— Records provided —

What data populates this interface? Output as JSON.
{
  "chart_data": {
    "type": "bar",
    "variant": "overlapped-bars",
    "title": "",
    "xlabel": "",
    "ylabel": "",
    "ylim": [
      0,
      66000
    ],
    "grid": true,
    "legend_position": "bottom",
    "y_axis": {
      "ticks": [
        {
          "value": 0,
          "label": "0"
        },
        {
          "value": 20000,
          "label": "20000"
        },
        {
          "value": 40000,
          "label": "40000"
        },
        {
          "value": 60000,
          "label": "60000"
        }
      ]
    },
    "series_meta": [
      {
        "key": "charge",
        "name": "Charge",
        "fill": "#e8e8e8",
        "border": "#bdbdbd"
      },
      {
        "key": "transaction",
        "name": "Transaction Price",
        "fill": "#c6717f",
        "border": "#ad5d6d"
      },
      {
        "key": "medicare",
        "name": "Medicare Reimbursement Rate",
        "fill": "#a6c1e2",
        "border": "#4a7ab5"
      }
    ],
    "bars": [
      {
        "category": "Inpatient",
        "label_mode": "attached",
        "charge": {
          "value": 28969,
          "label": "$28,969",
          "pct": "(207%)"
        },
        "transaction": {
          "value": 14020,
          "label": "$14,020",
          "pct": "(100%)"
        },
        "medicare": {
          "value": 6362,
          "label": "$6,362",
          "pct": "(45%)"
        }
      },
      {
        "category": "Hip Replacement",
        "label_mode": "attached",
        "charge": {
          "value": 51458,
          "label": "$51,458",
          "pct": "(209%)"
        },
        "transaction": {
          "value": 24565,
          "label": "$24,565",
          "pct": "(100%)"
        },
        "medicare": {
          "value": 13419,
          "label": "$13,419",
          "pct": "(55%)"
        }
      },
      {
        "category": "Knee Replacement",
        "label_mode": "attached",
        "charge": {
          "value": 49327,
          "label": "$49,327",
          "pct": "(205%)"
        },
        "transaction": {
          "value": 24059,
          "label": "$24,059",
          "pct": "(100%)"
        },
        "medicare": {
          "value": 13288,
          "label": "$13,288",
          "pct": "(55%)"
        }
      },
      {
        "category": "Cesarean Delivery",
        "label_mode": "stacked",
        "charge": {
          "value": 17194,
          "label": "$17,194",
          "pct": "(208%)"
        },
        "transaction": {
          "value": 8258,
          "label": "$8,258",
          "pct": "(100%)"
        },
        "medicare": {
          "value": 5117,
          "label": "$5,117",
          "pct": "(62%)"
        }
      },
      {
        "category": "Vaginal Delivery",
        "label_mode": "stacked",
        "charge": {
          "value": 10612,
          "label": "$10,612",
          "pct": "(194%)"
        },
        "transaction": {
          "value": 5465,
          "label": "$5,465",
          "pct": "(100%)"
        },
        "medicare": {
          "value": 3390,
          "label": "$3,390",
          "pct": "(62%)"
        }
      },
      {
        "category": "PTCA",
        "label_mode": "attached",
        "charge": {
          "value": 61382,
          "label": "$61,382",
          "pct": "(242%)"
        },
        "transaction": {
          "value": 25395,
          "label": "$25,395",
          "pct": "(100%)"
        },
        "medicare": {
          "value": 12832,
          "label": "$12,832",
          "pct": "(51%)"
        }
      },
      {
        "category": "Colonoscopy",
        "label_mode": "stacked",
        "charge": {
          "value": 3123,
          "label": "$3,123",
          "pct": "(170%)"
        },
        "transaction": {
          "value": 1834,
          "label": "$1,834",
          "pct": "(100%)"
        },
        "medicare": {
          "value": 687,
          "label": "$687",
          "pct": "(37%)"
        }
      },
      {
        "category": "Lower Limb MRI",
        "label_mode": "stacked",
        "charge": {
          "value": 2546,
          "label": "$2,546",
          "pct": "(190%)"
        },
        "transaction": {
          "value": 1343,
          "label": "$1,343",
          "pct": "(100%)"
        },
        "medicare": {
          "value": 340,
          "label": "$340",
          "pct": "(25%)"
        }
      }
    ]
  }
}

— Aim —
Your task is to transcribe the material exactly.

— Exercise output —
What data populates this interface? Output as JSON.
{
  "chart_data": {
    "type": "bar",
    "variant": "overlapped-bars",
    "title": "",
    "xlabel": "",
    "ylabel": "",
    "ylim": [
      0,
      66000
    ],
    "grid": true,
    "legend_position": "bottom",
    "y_axis": {
      "ticks": [
        {
          "value": 0,
          "label": "0"
        },
        {
          "value": 20000,
          "label": "20000"
        },
        {
          "value": 40000,
          "label": "40000"
        },
        {
          "value": 60000,
          "label": "60000"
        }
      ]
    },
    "series_meta": [
      {
        "key": "charge",
        "name": "Charge",
        "fill": "#e8e8e8",
        "border": "#bdbdbd"
      },
      {
        "key": "transaction",
        "name": "Transaction Price",
        "fill": "#c6717f",
        "border": "#ad5d6d"
      },
      {
        "key": "medicare",
        "name": "Medicare Reimbursement Rate",
        "fill": "#a6c1e2",
        "border": "#4a7ab5"
      }
    ],
    "bars": [
      {
        "category": "Inpatient",
        "label_mode": "attached",
        "charge": {
          "value": 28969,
          "label": "$28,969",
          "pct": "(207%)"
        },
        "transaction": {
          "value": 14020,
          "label": "$14,020",
          "pct": "(100%)"
        },
        "medicare": {
          "value": 6362,
          "label": "$6,362",
          "pct": "(45%)"
        }
      },
      {
        "category": "Hip Replacement",
        "label_mode": "attached",
        "charge": {
          "value": 51458,
          "label": "$51,458",
          "pct": "(209%)"
        },
        "transaction": {
          "value": 24565,
          "label": "$24,565",
          "pct": "(100%)"
        },
        "medicare": {
          "value": 13419,
          "label": "$13,419",
          "pct": "(55%)"
        }
      },
      {
        "category": "Knee Replacement",
        "label_mode": "attached",
        "charge": {
          "value": 49327,
          "label": "$49,327",
          "pct": "(205%)"
        },
        "transaction": {
          "value": 24059,
          "label": "$24,059",
          "pct": "(100%)"
        },
        "medicare": {
          "value": 13288,
          "label": "$13,288",
          "pct": "(55%)"
        }
      },
      {
        "category": "Cesarean Delivery",
        "label_mode": "stacked",
        "charge": {
          "value": 17194,
          "label": "$17,194",
          "pct": "(208%)"
        },
        "transaction": {
          "value": 8258,
          "label": "$8,258",
          "pct": "(100%)"
        },
        "medicare": {
          "value": 5117,
          "label": "$5,117",
          "pct": "(62%)"
        }
      },
      {
        "category": "Vaginal Delivery",
        "label_mode": "stacked",
        "charge": {
          "value": 10612,
          "label": "$10,612",
          "pct": "(194%)"
        },
        "transaction": {
          "value": 5465,
          "label": "$5,465",
          "pct": "(100%)"
        },
        "medicare": {
          "value": 3390,
          "label": "$3,390",
          "pct": "(62%)"
        }
      },
      {
        "category": "PTCA",
        "label_mode": "attached",
        "charge": {
          "value": 61382,
          "label": "$61,382",
          "pct": "(242%)"
        },
        "transaction": {
          "value": 25395,
          "label": "$25,395",
          "pct": "(100%)"
        },
        "medicare": {
          "value": 12832,
          "label": "$12,832",
          "pct": "(51%)"
        }
      },
      {
        "category": "Colonoscopy",
        "label_mode": "stacked",
        "charge": {
          "value": 3123,
          "label": "$3,123",
          "pct": "(170%)"
        },
        "transaction": {
          "value": 1834,
          "label": "$1,834",
          "pct": "(100%)"
        },
        "medicare": {
          "value": 687,
          "label": "$687",
          "pct": "(37%)"
        }
      },
      {
        "category": "Lower Limb MRI",
        "label_mode": "stacked",
        "charge": {
          "value": 2546,
          "label": "$2,546",
          "pct": "(190%)"
        },
        "transaction": {
          "value": 1343,
          "label": "$1,343",
          "pct": "(100%)"
        },
        "medicare": {
          "value": 340,
          "label": "$340",
          "pct": "(25%)"
        }
      }
    ]
  }
}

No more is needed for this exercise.